RECORD EXCERPTS -
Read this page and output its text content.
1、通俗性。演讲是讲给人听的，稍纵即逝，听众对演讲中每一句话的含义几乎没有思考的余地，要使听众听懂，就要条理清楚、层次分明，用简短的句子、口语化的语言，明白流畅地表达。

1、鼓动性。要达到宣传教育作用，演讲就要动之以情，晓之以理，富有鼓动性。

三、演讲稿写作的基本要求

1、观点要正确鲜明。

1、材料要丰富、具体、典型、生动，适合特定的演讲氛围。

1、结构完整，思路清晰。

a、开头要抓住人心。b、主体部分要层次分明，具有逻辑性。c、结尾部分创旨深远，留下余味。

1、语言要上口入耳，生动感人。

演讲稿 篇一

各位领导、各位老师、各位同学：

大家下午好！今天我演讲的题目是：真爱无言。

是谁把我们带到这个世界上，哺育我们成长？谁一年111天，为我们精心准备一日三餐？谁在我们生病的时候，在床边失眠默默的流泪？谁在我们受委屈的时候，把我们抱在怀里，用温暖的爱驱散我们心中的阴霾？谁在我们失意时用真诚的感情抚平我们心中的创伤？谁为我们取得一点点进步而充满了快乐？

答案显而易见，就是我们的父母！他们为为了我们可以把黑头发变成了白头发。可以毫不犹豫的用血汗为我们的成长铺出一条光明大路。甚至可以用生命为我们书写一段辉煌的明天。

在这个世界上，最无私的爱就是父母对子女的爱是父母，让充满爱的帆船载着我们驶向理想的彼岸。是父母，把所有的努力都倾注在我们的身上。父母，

EXERCISE DESCRIPTION - Above are the records; copy all of them exactly.

TASK OUTPUT -
Read this page and output its text content.
1、通俗性。演讲是讲给人听的，稍纵即逝，听众对演讲中每一句话的含义几乎没有思考的余地，要使听众听懂，就要条理清楚、层次分明，用简短的句子、口语化的语言，明白流畅地表达。

1、鼓动性。要达到宣传教育作用，演讲就要动之以情，晓之以理，富有鼓动性。

三、演讲稿写作的基本要求

1、观点要正确鲜明。

1、材料要丰富、具体、典型、生动，适合特定的演讲氛围。

1、结构完整，思路清晰。

a、开头要抓住人心。b、主体部分要层次分明，具有逻辑性。c、结尾部分创旨深远，留下余味。

1、语言要上口入耳，生动感人。

演讲稿 篇一

各位领导、各位老师、各位同学：

大家下午好！今天我演讲的题目是：真爱无言。

是谁把我们带到这个世界上，哺育我们成长？谁一年111天，为我们精心准备一日三餐？谁在我们生病的时候，在床边失眠默默的流泪？谁在我们受委屈的时候，把我们抱在怀里，用温暖的爱驱散我们心中的阴霾？谁在我们失意时用真诚的感情抚平我们心中的创伤？谁为我们取得一点点进步而充满了快乐？

答案显而易见，就是我们的父母！他们为为了我们可以把黑头发变成了白头发。可以毫不犹豫的用血汗为我们的成长铺出一条光明大路。甚至可以用生命为我们书写一段辉煌的明天。

在这个世界上，最无私的爱就是父母对子女的爱是父母，让充满爱的帆船载着我们驶向理想的彼岸。是父母，把所有的努力都倾注在我们的身上。父母，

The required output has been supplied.